Start
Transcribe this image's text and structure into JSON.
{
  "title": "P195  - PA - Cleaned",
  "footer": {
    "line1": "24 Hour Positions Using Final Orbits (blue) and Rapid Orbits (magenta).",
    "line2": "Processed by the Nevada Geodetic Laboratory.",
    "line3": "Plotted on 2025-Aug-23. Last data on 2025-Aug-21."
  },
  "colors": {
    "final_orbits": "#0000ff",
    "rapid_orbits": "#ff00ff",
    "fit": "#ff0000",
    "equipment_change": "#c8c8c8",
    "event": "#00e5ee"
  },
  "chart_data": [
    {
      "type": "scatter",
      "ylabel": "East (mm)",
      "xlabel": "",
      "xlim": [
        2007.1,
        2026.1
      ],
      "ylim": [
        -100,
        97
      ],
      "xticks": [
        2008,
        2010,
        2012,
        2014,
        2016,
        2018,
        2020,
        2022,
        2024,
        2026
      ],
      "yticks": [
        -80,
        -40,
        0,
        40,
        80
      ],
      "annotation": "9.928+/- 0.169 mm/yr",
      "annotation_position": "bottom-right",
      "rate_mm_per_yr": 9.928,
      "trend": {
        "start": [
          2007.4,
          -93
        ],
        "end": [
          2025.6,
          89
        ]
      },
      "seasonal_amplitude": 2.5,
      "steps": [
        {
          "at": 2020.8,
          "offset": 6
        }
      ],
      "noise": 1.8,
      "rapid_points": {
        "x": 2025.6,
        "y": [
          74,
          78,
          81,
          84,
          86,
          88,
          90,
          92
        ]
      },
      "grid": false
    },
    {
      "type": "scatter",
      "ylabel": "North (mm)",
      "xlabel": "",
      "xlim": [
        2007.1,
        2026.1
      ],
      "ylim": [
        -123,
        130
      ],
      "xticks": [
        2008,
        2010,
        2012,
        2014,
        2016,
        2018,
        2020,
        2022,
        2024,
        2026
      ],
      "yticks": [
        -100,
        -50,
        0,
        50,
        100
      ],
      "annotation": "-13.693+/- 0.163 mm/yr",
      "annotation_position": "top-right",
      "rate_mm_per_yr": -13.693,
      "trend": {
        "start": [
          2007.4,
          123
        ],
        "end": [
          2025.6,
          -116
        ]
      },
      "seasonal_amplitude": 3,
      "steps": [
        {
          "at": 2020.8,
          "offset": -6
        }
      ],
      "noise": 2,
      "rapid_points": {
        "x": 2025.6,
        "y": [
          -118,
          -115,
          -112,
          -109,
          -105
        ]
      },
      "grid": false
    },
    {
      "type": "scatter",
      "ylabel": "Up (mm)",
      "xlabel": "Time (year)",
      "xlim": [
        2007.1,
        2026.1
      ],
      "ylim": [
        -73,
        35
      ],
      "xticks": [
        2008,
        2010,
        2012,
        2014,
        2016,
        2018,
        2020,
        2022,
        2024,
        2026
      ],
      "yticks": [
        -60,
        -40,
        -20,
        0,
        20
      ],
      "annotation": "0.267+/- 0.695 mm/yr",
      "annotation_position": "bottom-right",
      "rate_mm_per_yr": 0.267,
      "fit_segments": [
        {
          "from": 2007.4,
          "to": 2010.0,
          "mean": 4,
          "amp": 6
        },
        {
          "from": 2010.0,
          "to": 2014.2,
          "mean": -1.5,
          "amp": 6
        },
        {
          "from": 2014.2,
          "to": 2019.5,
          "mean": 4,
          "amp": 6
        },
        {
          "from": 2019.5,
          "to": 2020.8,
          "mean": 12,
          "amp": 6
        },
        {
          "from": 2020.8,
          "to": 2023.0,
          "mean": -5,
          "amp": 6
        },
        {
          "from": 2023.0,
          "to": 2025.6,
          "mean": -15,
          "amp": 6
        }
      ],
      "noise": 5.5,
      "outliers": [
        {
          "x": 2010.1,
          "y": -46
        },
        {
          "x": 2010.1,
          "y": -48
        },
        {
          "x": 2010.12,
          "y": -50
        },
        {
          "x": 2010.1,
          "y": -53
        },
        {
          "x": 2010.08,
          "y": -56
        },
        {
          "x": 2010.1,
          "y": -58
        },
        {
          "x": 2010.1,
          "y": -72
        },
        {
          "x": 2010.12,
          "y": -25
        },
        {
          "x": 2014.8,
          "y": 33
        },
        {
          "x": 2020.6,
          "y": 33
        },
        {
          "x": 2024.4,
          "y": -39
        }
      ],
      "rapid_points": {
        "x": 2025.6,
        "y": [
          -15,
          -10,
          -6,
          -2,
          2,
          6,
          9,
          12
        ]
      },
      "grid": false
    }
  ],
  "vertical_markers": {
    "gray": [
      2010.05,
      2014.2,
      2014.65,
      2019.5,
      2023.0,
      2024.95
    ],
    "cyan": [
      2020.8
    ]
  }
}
End
• **What you need to do**: Write out every record, exactly as written.

• **Reply**:
Transcribe this image's text and structure into JSON.
{
  "title": "P195  - PA - Cleaned",
  "footer": {
    "line1": "24 Hour Positions Using Final Orbits (blue) and Rapid Orbits (magenta).",
    "line2": "Processed by the Nevada Geodetic Laboratory.",
    "line3": "Plotted on 2025-Aug-23. Last data on 2025-Aug-21."
  },
  "colors": {
    "final_orbits": "#0000ff",
    "rapid_orbits": "#ff00ff",
    "fit": "#ff0000",
    "equipment_change": "#c8c8c8",
    "event": "#00e5ee"
  },
  "chart_data": [
    {
      "type": "scatter",
      "ylabel": "East (mm)",
      "xlabel": "",
      "xlim": [
        2007.1,
        2026.1
      ],
      "ylim": [
        -100,
        97
      ],
      "xticks": [
        2008,
        2010,
        2012,
        2014,
        2016,
        2018,
        2020,
        2022,
        2024,
        2026
      ],
      "yticks": [
        -80,
        -40,
        0,
        40,
        80
      ],
      "annotation": "9.928+/- 0.169 mm/yr",
      "annotation_position": "bottom-right",
      "rate_mm_per_yr": 9.928,
      "trend": {
        "start": [
          2007.4,
          -93
        ],
        "end": [
          2025.6,
          89
        ]
      },
      "seasonal_amplitude": 2.5,
      "steps": [
        {
          "at": 2020.8,
          "offset": 6
        }
      ],
      "noise": 1.8,
      "rapid_points": {
        "x": 2025.6,
        "y": [
          74,
          78,
          81,
          84,
          86,
          88,
          90,
          92
        ]
      },
      "grid": false
    },
    {
      "type": "scatter",
      "ylabel": "North (mm)",
      "xlabel": "",
      "xlim": [
        2007.1,
        2026.1
      ],
      "ylim": [
        -123,
        130
      ],
      "xticks": [
        2008,
        2010,
        2012,
        2014,
        2016,
        2018,
        2020,
        2022,
        2024,
        2026
      ],
      "yticks": [
        -100,
        -50,
        0,
        50,
        100
      ],
      "annotation": "-13.693+/- 0.163 mm/yr",
      "annotation_position": "top-right",
      "rate_mm_per_yr": -13.693,
      "trend": {
        "start": [
          2007.4,
          123
        ],
        "end": [
          2025.6,
          -116
        ]
      },
      "seasonal_amplitude": 3,
      "steps": [
        {
          "at": 2020.8,
          "offset": -6
        }
      ],
      "noise": 2,
      "rapid_points": {
        "x": 2025.6,
        "y": [
          -118,
          -115,
          -112,
          -109,
          -105
        ]
      },
      "grid": false
    },
    {
      "type": "scatter",
      "ylabel": "Up (mm)",
      "xlabel": "Time (year)",
      "xlim": [
        2007.1,
        2026.1
      ],
      "ylim": [
        -73,
        35
      ],
      "xticks": [
        2008,
        2010,
        2012,
        2014,
        2016,
        2018,
        2020,
        2022,
        2024,
        2026
      ],
      "yticks": [
        -60,
        -40,
        -20,
        0,
        20
      ],
      "annotation": "0.267+/- 0.695 mm/yr",
      "annotation_position": "bottom-right",
      "rate_mm_per_yr": 0.267,
      "fit_segments": [
        {
          "from": 2007.4,
          "to": 2010.0,
          "mean": 4,
          "amp": 6
        },
        {
          "from": 2010.0,
          "to": 2014.2,
          "mean": -1.5,
          "amp": 6
        },
        {
          "from": 2014.2,
          "to": 2019.5,
          "mean": 4,
          "amp": 6
        },
        {
          "from": 2019.5,
          "to": 2020.8,
          "mean": 12,
          "amp": 6
        },
        {
          "from": 2020.8,
          "to": 2023.0,
          "mean": -5,
          "amp": 6
        },
        {
          "from": 2023.0,
          "to": 2025.6,
          "mean": -15,
          "amp": 6
        }
      ],
      "noise": 5.5,
      "outliers": [
        {
          "x": 2010.1,
          "y": -46
        },
        {
          "x": 2010.1,
          "y": -48
        },
        {
          "x": 2010.12,
          "y": -50
        },
        {
          "x": 2010.1,
          "y": -53
        },
        {
          "x": 2010.08,
          "y": -56
        },
        {
          "x": 2010.1,
          "y": -58
        },
        {
          "x": 2010.1,
          "y": -72
        },
        {
          "x": 2010.12,
          "y": -25
        },
        {
          "x": 2014.8,
          "y": 33
        },
        {
          "x": 2020.6,
          "y": 33
        },
        {
          "x": 2024.4,
          "y": -39
        }
      ],
      "rapid_points": {
        "x": 2025.6,
        "y": [
          -15,
          -10,
          -6,
          -2,
          2,
          6,
          9,
          12
        ]
      },
      "grid": false
    }
  ],
  "vertical_markers": {
    "gray": [
      2010.05,
      2014.2,
      2014.65,
      2019.5,
      2023.0,
      2024.95
    ],
    "cyan": [
      2020.8
    ]
  }
}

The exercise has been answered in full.